** What needs to be done **
Retype the listing that follows, word for word.
━━ Data excerpts
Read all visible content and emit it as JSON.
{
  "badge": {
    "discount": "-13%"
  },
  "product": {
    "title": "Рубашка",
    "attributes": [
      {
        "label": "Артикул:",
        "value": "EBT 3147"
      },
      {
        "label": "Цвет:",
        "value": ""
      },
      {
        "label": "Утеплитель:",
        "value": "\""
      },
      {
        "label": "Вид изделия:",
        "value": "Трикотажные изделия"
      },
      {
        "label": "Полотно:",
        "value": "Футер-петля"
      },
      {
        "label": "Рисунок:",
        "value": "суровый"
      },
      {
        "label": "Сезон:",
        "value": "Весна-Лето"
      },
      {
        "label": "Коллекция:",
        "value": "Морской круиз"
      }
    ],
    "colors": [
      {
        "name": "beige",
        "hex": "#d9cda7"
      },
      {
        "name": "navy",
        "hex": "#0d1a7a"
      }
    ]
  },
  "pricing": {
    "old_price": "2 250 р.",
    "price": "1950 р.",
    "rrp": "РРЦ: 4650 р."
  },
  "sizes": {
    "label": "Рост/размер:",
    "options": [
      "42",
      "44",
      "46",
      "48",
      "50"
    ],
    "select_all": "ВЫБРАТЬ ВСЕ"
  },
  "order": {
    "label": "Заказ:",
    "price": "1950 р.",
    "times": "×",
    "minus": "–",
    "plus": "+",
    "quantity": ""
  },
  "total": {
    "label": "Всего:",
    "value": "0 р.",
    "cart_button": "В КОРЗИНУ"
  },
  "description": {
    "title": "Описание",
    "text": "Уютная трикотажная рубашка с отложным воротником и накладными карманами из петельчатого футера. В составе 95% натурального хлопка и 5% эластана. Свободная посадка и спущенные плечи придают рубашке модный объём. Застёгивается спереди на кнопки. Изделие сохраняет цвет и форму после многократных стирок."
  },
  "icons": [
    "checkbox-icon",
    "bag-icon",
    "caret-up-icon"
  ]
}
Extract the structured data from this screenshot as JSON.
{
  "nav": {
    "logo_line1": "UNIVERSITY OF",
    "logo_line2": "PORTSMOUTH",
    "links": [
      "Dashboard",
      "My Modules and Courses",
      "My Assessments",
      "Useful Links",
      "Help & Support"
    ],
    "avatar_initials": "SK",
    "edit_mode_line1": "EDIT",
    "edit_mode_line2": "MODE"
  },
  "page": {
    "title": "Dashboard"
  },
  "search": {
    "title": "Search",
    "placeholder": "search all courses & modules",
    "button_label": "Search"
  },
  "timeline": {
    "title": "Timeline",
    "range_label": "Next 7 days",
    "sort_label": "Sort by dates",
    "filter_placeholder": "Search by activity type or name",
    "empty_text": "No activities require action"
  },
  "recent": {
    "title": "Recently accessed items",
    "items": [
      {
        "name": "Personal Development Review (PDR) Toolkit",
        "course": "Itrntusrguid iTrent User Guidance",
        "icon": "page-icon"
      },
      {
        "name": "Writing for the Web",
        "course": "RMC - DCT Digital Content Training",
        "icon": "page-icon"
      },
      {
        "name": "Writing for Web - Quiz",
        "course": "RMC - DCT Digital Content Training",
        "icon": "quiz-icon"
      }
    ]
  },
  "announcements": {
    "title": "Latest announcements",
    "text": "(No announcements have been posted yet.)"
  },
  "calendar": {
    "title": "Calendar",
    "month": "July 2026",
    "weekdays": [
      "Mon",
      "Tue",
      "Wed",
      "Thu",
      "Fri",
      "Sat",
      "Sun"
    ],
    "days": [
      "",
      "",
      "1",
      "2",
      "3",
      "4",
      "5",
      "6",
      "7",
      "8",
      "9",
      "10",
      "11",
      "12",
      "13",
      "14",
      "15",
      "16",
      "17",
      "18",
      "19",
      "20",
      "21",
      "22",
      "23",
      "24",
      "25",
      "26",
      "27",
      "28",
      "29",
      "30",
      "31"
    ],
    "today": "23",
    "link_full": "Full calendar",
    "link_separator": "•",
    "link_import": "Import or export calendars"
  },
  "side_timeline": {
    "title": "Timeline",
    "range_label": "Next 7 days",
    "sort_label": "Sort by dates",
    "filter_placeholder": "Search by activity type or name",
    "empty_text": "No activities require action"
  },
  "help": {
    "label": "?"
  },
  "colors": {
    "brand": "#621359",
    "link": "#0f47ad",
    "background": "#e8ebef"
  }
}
━━━━
** Task response **
Read all visible content and emit it as JSON.
{
  "badge": {
    "discount": "-13%"
  },
  "product": {
    "title": "Рубашка",
    "attributes": [
      {
        "label": "Артикул:",
        "value": "EBT 3147"
      },
      {
        "label": "Цвет:",
        "value": ""
      },
      {
        "label": "Утеплитель:",
        "value": "\""
      },
      {
        "label": "Вид изделия:",
        "value": "Трикотажные изделия"
      },
      {
        "label": "Полотно:",
        "value": "Футер-петля"
      },
      {
        "label": "Рисунок:",
        "value": "суровый"
      },
      {
        "label": "Сезон:",
        "value": "Весна-Лето"
      },
      {
        "label": "Коллекция:",
        "value": "Морской круиз"
      }
    ],
    "colors": [
      {
        "name": "beige",
        "hex": "#d9cda7"
      },
      {
        "name": "navy",
        "hex": "#0d1a7a"
      }
    ]
  },
  "pricing": {
    "old_price": "2 250 р.",
    "price": "1950 р.",
    "rrp": "РРЦ: 4650 р."
  },
  "sizes": {
    "label": "Рост/размер:",
    "options": [
      "42",
      "44",
      "46",
      "48",
      "50"
    ],
    "select_all": "ВЫБРАТЬ ВСЕ"
  },
  "order": {
    "label": "Заказ:",
    "price": "1950 р.",
    "times": "×",
    "minus": "–",
    "plus": "+",
    "quantity": ""
  },
  "total": {
    "label": "Всего:",
    "value": "0 р.",
    "cart_button": "В КОРЗИНУ"
  },
  "description": {
    "title": "Описание",
    "text": "Уютная трикотажная рубашка с отложным воротником и накладными карманами из петельчатого футера. В составе 95% натурального хлопка и 5% эластана. Свободная посадка и спущенные плечи придают рубашке модный объём. Застёгивается спереди на кнопки. Изделие сохраняет цвет и форму после многократных стирок."
  },
  "icons": [
    "checkbox-icon",
    "bag-icon",
    "caret-up-icon"
  ]
}
Extract the structured data from this screenshot as JSON.
{
  "nav": {
    "logo_line1": "UNIVERSITY OF",
    "logo_line2": "PORTSMOUTH",
    "links": [
      "Dashboard",
      "My Modules and Courses",
      "My Assessments",
      "Useful Links",
      "Help & Support"
    ],
    "avatar_initials": "SK",
    "edit_mode_line1": "EDIT",
    "edit_mode_line2": "MODE"
  },
  "page": {
    "title": "Dashboard"
  },
  "search": {
    "title": "Search",
    "placeholder": "search all courses & modules",
    "button_label": "Search"
  },
  "timeline": {
    "title": "Timeline",
    "range_label": "Next 7 days",
    "sort_label": "Sort by dates",
    "filter_placeholder": "Search by activity type or name",
    "empty_text": "No activities require action"
  },
  "recent": {
    "title": "Recently accessed items",
    "items": [
      {
        "name": "Personal Development Review (PDR) Toolkit",
        "course": "Itrntusrguid iTrent User Guidance",
        "icon": "page-icon"
      },
      {
        "name": "Writing for the Web",
        "course": "RMC - DCT Digital Content Training",
        "icon": "page-icon"
      },
      {
        "name": "Writing for Web - Quiz",
        "course": "RMC - DCT Digital Content Training",
        "icon": "quiz-icon"
      }
    ]
  },
  "announcements": {
    "title": "Latest announcements",
    "text": "(No announcements have been posted yet.)"
  },
  "calendar": {
    "title": "Calendar",
    "month": "July 2026",
    "weekdays": [
      "Mon",
      "Tue",
      "Wed",
      "Thu",
      "Fri",
      "Sat",
      "Sun"
    ],
    "days": [
      "",
      "",
      "1",
      "2",
      "3",
      "4",
      "5",
      "6",
      "7",
      "8",
      "9",
      "10",
      "11",
      "12",
      "13",
      "14",
      "15",
      "16",
      "17",
      "18",
      "19",
      "20",
      "21",
      "22",
      "23",
      "24",
      "25",
      "26",
      "27",
      "28",
      "29",
      "30",
      "31"
    ],
    "today": "23",
    "link_full": "Full calendar",
    "link_separator": "•",
    "link_import": "Import or export calendars"
  },
  "side_timeline": {
    "title": "Timeline",
    "range_label": "Next 7 days",
    "sort_label": "Sort by dates",
    "filter_placeholder": "Search by activity type or name",
    "empty_text": "No activities require action"
  },
  "help": {
    "label": "?"
  },
  "colors": {
    "brand": "#621359",
    "link": "#0f47ad",
    "background": "#e8ebef"
  }
}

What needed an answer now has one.